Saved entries
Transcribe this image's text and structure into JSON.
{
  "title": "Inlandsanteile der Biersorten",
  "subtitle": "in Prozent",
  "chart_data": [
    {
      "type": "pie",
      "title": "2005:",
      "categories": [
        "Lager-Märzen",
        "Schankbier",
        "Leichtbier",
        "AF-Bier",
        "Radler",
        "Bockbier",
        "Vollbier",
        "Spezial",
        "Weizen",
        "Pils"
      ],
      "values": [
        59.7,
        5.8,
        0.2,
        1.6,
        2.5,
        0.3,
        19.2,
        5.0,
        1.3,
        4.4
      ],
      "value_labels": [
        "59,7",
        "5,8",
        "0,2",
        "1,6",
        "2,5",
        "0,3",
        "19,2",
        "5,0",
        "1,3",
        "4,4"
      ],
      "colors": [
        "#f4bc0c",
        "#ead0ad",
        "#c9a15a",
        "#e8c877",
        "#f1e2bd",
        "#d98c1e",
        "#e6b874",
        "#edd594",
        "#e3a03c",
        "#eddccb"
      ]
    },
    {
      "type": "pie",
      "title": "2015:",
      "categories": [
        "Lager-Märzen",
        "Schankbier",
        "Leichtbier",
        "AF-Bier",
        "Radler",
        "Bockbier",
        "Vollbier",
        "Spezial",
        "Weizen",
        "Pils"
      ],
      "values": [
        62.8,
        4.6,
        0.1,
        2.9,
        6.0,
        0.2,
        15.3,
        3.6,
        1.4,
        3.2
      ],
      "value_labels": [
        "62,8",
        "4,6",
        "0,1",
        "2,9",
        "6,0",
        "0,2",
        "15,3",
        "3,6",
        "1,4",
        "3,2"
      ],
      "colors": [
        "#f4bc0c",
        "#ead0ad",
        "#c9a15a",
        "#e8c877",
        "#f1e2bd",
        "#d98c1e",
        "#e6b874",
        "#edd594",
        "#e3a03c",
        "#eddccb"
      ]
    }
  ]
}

- Task brief
Transcribe the data above in full, exactly.

- Answer below
Transcribe this image's text and structure into JSON.
{
  "title": "Inlandsanteile der Biersorten",
  "subtitle": "in Prozent",
  "chart_data": [
    {
      "type": "pie",
      "title": "2005:",
      "categories": [
        "Lager-Märzen",
        "Schankbier",
        "Leichtbier",
        "AF-Bier",
        "Radler",
        "Bockbier",
        "Vollbier",
        "Spezial",
        "Weizen",
        "Pils"
      ],
      "values": [
        59.7,
        5.8,
        0.2,
        1.6,
        2.5,
        0.3,
        19.2,
        5.0,
        1.3,
        4.4
      ],
      "value_labels": [
        "59,7",
        "5,8",
        "0,2",
        "1,6",
        "2,5",
        "0,3",
        "19,2",
        "5,0",
        "1,3",
        "4,4"
      ],
      "colors": [
        "#f4bc0c",
        "#ead0ad",
        "#c9a15a",
        "#e8c877",
        "#f1e2bd",
        "#d98c1e",
        "#e6b874",
        "#edd594",
        "#e3a03c",
        "#eddccb"
      ]
    },
    {
      "type": "pie",
      "title": "2015:",
      "categories": [
        "Lager-Märzen",
        "Schankbier",
        "Leichtbier",
        "AF-Bier",
        "Radler",
        "Bockbier",
        "Vollbier",
        "Spezial",
        "Weizen",
        "Pils"
      ],
      "values": [
        62.8,
        4.6,
        0.1,
        2.9,
        6.0,
        0.2,
        15.3,
        3.6,
        1.4,
        3.2
      ],
      "value_labels": [
        "62,8",
        "4,6",
        "0,1",
        "2,9",
        "6,0",
        "0,2",
        "15,3",
        "3,6",
        "1,4",
        "3,2"
      ],
      "colors": [
        "#f4bc0c",
        "#ead0ad",
        "#c9a15a",
        "#e8c877",
        "#f1e2bd",
        "#d98c1e",
        "#e6b874",
        "#edd594",
        "#e3a03c",
        "#eddccb"
      ]
    }
  ]
}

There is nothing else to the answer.